• _WORK TO BE COMPLETED_:
Find the lines that contain the word "servers" and copy each one.

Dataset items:
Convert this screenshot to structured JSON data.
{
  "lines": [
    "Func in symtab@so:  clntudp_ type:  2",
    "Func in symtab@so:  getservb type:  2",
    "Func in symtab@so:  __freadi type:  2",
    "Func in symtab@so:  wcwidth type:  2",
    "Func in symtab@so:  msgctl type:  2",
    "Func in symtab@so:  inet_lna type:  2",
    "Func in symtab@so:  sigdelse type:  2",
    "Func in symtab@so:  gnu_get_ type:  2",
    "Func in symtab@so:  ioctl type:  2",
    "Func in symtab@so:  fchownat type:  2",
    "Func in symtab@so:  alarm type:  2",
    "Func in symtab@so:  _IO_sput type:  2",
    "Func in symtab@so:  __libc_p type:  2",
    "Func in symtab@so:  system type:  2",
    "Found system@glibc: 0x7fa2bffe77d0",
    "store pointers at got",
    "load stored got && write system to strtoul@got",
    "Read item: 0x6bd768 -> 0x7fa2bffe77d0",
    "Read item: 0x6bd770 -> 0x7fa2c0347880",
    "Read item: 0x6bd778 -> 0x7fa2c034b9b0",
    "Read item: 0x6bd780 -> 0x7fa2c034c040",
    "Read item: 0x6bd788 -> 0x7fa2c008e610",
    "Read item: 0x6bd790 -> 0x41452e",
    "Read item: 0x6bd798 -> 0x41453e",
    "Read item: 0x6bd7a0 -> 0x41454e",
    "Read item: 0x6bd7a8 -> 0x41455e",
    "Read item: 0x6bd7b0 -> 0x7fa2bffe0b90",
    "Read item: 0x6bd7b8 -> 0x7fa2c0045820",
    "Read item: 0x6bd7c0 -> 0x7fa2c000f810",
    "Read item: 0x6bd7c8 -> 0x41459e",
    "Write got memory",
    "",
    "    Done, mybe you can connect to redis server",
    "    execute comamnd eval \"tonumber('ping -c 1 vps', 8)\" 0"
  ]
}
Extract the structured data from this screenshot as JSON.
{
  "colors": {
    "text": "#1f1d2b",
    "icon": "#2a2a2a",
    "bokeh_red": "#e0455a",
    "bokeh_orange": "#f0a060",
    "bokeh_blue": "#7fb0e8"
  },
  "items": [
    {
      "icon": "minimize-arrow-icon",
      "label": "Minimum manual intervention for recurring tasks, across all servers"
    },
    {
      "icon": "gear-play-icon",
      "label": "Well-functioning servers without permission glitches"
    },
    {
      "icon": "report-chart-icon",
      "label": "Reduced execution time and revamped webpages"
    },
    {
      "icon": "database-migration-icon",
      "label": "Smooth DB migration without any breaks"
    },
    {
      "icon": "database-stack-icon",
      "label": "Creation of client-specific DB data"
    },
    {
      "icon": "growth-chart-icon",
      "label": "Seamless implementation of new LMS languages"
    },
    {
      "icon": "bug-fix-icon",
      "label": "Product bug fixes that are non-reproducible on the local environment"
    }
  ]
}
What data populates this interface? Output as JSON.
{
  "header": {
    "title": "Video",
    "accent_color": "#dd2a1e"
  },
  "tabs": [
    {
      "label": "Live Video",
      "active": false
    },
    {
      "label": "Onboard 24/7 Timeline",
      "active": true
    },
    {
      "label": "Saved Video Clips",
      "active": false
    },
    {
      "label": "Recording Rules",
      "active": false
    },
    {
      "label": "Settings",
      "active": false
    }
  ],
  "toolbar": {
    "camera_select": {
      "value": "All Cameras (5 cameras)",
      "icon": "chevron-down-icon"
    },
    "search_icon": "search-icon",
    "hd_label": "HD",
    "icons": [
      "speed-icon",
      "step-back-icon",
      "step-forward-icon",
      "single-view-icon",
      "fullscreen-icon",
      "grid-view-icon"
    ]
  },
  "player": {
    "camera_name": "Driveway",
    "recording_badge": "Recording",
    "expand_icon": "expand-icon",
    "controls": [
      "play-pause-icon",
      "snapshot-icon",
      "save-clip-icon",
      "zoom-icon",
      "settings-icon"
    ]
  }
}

• _RESPONSE TO THIS TASK_:
      "label": "Minimum manual intervention for recurring tasks, across all servers"
      "label": "Well-functioning servers without permission glitches"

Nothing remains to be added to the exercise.